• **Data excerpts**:
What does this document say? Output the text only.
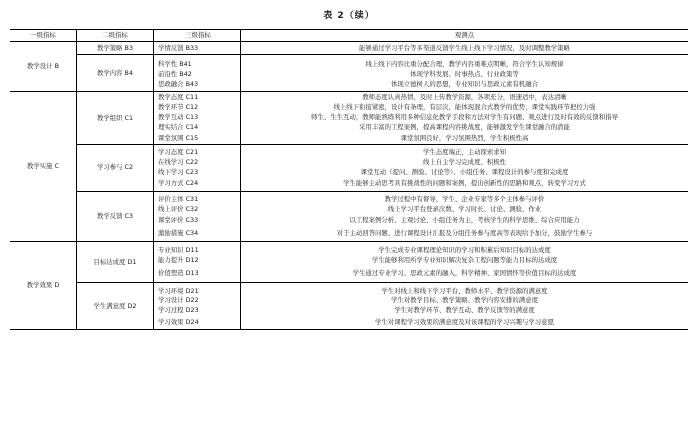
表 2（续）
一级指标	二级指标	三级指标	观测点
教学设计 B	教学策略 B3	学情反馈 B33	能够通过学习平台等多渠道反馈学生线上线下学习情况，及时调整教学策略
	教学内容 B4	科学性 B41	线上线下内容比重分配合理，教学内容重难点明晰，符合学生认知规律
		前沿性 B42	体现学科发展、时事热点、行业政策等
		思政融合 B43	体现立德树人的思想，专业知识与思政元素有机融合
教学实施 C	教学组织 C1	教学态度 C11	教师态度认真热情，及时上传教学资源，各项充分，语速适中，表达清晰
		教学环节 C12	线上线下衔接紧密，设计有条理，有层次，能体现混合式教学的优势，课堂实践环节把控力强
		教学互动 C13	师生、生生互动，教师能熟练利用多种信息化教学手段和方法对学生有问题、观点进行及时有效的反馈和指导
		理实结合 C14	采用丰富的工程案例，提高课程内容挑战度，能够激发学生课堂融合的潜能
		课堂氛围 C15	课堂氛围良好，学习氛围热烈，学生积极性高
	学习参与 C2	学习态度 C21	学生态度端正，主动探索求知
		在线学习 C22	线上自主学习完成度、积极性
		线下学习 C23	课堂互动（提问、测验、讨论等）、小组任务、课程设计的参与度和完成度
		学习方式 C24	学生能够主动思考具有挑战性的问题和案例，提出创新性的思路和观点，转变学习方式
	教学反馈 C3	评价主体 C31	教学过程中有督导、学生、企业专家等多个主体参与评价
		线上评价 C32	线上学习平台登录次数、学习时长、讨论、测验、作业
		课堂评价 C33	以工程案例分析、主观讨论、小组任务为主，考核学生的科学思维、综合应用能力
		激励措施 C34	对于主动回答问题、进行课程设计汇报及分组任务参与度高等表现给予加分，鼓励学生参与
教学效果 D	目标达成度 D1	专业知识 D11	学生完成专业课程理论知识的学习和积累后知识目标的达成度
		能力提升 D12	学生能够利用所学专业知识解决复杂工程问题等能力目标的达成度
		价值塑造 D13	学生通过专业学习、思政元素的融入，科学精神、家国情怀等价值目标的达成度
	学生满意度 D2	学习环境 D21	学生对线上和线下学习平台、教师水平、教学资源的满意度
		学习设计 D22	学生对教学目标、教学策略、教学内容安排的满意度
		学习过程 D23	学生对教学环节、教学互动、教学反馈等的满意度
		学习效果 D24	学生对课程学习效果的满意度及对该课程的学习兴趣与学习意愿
--
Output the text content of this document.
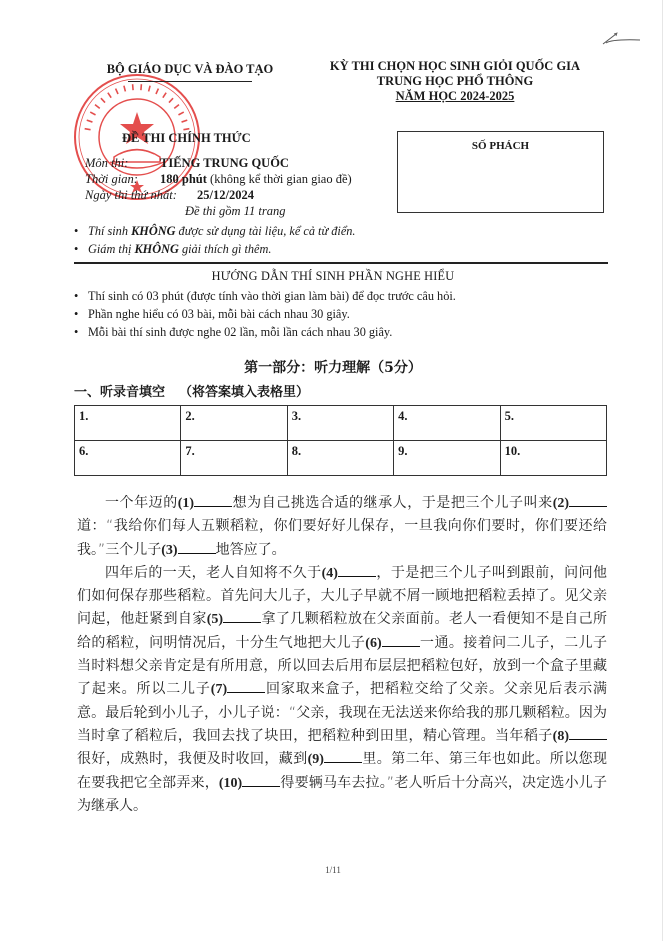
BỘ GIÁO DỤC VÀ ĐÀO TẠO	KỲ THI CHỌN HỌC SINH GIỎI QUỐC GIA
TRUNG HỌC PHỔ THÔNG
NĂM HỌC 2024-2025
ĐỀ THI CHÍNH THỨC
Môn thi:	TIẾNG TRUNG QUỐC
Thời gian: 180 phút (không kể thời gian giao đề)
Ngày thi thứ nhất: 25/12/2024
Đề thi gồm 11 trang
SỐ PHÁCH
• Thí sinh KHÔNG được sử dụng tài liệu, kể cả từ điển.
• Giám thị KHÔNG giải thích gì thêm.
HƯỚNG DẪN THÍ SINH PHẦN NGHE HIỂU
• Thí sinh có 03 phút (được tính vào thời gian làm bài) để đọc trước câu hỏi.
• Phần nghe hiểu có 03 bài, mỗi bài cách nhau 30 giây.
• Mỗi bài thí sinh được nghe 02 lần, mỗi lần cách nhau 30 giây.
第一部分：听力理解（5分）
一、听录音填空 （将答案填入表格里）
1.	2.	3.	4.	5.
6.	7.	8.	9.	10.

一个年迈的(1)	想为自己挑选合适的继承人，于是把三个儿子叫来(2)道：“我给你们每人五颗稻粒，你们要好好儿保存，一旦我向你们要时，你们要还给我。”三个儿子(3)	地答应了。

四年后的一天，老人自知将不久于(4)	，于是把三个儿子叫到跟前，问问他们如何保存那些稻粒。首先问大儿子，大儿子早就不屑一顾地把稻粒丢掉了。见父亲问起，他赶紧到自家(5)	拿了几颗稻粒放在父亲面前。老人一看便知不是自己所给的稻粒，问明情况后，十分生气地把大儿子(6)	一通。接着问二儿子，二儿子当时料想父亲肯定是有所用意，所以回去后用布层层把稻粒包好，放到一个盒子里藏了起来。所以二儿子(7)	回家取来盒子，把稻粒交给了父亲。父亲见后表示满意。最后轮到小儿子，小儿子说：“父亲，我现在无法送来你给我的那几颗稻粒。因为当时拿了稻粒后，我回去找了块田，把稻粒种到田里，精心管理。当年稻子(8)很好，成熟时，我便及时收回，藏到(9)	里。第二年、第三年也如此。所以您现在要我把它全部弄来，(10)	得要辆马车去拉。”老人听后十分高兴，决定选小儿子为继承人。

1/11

• **YOUR OBJECTIVE**: Show every line from the entries above in which "QUỐC" appears.

• **RESULT**:
BỘ GIÁO DỤC VÀ ĐÀO TẠO	KỲ THI CHỌN HỌC SINH GIỎI QUỐC GIA
Môn thi:	TIẾNG TRUNG QUỐC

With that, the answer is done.